[Figure record listings]

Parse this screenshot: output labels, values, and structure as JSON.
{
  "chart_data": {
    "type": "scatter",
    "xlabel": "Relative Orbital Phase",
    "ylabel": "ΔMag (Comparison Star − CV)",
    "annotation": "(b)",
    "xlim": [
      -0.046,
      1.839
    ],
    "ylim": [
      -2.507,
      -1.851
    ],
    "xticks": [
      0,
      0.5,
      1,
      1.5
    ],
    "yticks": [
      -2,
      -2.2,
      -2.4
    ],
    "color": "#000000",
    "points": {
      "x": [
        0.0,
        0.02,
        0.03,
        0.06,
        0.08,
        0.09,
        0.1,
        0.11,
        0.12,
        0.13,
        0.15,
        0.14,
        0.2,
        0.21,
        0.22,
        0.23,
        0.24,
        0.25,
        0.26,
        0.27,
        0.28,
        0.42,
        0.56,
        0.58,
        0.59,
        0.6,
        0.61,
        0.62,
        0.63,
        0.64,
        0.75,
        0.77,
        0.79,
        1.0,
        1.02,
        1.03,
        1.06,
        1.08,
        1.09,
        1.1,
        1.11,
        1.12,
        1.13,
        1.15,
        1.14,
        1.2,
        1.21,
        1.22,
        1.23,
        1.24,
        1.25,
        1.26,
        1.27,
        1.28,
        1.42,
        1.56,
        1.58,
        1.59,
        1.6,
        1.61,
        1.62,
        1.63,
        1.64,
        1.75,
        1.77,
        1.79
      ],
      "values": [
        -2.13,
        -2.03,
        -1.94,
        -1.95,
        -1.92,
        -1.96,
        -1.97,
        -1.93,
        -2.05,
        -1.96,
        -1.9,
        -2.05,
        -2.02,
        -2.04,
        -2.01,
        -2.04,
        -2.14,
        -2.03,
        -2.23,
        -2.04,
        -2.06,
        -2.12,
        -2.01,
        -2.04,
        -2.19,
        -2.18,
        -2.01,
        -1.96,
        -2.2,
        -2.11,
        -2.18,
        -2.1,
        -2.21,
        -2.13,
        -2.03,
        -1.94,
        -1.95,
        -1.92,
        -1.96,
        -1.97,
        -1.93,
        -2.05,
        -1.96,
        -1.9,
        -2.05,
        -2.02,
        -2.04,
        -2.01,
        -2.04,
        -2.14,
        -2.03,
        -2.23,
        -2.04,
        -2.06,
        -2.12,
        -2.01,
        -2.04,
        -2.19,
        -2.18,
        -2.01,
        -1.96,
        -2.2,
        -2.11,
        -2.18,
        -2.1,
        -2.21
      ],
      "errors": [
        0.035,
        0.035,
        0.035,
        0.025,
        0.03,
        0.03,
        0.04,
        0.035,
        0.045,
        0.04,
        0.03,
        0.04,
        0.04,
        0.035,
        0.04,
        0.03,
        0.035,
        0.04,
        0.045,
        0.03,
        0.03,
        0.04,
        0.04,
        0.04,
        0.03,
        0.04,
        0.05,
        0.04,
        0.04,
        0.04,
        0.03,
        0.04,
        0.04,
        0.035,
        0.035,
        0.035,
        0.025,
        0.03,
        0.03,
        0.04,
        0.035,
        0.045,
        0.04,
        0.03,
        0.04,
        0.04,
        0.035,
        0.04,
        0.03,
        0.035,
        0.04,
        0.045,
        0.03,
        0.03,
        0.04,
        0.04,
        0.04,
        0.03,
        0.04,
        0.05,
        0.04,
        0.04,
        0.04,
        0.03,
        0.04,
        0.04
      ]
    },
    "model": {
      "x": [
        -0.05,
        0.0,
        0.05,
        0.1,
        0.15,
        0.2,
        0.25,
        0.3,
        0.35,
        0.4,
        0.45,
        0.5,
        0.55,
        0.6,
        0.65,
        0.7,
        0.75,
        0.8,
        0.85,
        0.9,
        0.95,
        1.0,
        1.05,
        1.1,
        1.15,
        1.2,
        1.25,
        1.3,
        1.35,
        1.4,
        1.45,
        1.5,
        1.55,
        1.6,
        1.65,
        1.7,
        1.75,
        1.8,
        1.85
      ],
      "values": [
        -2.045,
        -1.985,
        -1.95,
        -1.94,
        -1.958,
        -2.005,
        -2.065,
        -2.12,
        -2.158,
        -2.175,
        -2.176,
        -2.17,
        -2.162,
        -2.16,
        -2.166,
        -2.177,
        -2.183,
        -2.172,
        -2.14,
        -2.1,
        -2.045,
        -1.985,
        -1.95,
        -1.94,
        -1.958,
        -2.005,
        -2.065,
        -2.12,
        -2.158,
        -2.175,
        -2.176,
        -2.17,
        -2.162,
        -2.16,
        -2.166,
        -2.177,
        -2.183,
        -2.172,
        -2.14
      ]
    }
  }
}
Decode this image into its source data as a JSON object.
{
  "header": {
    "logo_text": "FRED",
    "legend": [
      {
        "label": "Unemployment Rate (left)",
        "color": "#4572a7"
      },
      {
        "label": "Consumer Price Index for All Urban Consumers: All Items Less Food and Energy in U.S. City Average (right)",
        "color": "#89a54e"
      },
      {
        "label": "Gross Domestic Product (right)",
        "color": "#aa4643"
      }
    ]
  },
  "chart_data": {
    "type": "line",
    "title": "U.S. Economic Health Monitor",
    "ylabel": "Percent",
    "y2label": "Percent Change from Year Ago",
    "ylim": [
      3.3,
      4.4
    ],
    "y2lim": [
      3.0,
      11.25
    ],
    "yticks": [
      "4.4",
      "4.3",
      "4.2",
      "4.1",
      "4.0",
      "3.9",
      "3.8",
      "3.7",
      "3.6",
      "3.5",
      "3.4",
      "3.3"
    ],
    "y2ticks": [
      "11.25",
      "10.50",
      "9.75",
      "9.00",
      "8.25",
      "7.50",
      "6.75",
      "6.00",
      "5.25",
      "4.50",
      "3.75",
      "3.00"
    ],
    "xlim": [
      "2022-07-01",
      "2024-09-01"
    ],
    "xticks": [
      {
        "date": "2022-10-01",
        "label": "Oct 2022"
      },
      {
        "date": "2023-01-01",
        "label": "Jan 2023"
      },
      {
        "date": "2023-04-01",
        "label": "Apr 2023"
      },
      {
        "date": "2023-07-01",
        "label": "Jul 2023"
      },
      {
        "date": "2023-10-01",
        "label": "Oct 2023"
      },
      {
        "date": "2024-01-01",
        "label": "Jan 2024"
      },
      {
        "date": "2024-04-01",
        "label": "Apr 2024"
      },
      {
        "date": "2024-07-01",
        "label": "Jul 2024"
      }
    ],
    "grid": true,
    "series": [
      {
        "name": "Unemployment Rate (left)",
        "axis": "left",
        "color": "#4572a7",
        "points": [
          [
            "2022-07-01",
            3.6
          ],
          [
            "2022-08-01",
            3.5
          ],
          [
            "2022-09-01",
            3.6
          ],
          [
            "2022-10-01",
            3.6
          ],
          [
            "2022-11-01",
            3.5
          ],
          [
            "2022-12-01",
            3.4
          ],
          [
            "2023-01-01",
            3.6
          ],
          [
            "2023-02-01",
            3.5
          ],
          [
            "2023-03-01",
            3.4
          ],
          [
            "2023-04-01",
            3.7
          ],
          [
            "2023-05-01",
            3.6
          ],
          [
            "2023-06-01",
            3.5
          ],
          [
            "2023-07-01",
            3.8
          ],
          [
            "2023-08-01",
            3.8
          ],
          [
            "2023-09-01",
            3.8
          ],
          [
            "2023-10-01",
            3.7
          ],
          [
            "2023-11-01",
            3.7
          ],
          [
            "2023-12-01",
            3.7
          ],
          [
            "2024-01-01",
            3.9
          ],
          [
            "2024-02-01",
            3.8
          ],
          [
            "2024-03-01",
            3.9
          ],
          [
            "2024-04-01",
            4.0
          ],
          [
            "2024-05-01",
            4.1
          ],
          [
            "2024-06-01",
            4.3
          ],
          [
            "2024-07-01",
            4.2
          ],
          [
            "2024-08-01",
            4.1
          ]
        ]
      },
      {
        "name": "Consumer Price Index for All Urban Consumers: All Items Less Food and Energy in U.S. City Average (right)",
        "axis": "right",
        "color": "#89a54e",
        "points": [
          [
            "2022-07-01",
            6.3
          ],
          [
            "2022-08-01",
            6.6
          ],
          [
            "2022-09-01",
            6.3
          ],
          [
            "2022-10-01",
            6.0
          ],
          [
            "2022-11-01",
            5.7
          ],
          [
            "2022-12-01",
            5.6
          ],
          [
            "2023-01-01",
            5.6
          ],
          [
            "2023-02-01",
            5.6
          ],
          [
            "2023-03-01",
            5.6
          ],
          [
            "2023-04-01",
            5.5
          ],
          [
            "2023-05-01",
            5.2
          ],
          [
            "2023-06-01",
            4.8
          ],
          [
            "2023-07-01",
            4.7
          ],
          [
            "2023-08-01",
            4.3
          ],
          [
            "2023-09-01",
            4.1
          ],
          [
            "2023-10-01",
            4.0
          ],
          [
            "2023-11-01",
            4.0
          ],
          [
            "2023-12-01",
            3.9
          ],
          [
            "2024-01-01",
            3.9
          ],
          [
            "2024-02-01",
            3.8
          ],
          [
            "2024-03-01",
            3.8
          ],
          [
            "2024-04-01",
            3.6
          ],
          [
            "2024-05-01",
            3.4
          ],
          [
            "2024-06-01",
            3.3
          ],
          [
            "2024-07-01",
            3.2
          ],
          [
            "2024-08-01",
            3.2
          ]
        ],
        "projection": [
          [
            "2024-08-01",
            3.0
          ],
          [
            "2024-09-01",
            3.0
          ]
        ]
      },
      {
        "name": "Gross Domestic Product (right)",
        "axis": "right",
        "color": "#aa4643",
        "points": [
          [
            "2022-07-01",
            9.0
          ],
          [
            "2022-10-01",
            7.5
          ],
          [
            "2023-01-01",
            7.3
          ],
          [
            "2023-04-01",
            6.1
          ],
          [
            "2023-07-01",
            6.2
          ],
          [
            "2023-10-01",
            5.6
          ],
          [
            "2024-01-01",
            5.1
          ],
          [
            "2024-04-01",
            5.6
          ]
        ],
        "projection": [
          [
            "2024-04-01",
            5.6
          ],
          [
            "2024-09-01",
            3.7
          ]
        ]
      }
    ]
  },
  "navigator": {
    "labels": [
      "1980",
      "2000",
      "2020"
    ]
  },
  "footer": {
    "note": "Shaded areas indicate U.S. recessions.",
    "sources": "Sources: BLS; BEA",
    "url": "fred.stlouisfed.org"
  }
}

### Exercise aim
Filter the entries and copy out every line with the word "Average".

### The completed task
        "label": "Consumer Price Index for All Urban Consumers: All Items Less Food and Energy in U.S. City Average (right)",
        "name": "Consumer Price Index for All Urban Consumers: All Items Less Food and Energy in U.S. City Average (right)",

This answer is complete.